* **TASK STATEMENT**: Give again, word for word, only the lines from the one containing "Extract all readable text from this page." through the final line.
################
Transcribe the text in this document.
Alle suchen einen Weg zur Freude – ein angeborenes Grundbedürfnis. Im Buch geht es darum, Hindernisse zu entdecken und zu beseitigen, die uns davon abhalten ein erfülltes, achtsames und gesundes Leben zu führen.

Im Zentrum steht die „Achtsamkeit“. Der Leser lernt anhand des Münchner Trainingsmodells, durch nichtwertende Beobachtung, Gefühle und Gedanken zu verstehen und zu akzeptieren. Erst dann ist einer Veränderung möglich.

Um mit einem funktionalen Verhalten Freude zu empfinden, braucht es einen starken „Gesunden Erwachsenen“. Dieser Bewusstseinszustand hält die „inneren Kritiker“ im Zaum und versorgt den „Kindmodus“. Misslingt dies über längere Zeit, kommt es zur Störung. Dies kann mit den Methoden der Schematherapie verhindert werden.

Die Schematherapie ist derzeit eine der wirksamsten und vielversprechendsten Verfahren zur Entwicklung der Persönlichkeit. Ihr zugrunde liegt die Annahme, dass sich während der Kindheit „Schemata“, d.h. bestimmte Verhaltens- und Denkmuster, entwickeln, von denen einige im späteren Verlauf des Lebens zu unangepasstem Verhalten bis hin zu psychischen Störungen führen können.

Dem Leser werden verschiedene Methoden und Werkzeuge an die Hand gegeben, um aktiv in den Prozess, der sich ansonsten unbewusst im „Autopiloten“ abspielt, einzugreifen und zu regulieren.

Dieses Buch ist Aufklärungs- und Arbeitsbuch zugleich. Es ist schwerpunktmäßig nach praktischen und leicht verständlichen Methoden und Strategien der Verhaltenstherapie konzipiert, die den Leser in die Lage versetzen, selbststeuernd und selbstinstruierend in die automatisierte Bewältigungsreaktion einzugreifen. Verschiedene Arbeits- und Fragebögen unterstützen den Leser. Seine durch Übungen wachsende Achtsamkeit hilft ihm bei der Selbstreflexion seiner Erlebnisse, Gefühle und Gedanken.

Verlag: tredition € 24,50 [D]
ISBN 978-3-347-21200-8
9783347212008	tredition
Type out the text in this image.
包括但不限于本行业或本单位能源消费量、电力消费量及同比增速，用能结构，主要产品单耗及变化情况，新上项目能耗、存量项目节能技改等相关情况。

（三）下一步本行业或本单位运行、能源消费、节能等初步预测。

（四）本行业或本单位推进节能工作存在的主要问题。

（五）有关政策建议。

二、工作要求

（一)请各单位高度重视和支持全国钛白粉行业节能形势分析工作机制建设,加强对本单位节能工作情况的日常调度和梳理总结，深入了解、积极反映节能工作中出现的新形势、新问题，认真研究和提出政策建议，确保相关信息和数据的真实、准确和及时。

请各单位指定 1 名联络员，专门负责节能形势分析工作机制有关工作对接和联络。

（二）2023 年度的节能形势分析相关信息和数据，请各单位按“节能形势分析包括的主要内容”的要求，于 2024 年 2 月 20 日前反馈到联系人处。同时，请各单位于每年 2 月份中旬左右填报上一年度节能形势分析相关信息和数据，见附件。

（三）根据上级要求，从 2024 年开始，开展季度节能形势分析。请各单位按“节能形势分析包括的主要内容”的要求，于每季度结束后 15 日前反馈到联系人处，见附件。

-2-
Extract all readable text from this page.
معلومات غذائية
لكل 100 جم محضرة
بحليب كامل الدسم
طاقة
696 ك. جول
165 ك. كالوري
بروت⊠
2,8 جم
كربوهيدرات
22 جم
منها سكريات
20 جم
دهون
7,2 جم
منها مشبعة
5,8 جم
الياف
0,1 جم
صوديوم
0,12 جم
################
* **EXPECTED ANSWER**:
Extract all readable text from this page.
معلومات غذائية
لكل 100 جم محضرة
بحليب كامل الدسم
طاقة
696 ك. جول
165 ك. كالوري
بروت⊠
2,8 جم
كربوهيدرات
22 جم
منها سكريات
20 جم
دهون
7,2 جم
منها مشبعة
5,8 جم
الياف
0,1 جم
صوديوم
0,12 جم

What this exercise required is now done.